>> start INFORMATION SUPPLIED

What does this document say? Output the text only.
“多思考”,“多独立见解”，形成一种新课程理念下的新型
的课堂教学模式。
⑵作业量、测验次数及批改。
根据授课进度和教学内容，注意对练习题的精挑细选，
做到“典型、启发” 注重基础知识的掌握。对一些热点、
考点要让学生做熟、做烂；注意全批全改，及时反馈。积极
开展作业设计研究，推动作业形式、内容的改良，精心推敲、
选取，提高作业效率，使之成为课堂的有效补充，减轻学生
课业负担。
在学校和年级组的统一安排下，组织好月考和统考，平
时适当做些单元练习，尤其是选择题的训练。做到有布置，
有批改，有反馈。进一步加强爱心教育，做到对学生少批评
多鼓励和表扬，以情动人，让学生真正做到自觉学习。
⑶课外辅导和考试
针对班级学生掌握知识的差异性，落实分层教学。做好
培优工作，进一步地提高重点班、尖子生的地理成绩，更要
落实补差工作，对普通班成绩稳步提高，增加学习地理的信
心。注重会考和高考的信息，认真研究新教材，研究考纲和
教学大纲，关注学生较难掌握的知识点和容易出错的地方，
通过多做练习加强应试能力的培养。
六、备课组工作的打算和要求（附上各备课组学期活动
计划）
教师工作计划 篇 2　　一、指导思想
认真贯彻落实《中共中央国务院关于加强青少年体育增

>> end INFORMATION SUPPLIED

→ CHALLENGE:
Reproduce the listing shown above in its entirety, exactly.

→ SOLUTION TO THE EXERCISE:
What does this document say? Output the text only.
“多思考”,“多独立见解”，形成一种新课程理念下的新型
的课堂教学模式。
⑵作业量、测验次数及批改。
根据授课进度和教学内容，注意对练习题的精挑细选，
做到“典型、启发” 注重基础知识的掌握。对一些热点、
考点要让学生做熟、做烂；注意全批全改，及时反馈。积极
开展作业设计研究，推动作业形式、内容的改良，精心推敲、
选取，提高作业效率，使之成为课堂的有效补充，减轻学生
课业负担。
在学校和年级组的统一安排下，组织好月考和统考，平
时适当做些单元练习，尤其是选择题的训练。做到有布置，
有批改，有反馈。进一步加强爱心教育，做到对学生少批评
多鼓励和表扬，以情动人，让学生真正做到自觉学习。
⑶课外辅导和考试
针对班级学生掌握知识的差异性，落实分层教学。做好
培优工作，进一步地提高重点班、尖子生的地理成绩，更要
落实补差工作，对普通班成绩稳步提高，增加学习地理的信
心。注重会考和高考的信息，认真研究新教材，研究考纲和
教学大纲，关注学生较难掌握的知识点和容易出错的地方，
通过多做练习加强应试能力的培养。
六、备课组工作的打算和要求（附上各备课组学期活动
计划）
教师工作计划 篇 2　　一、指导思想
认真贯彻落实《中共中央国务院关于加强青少年体育增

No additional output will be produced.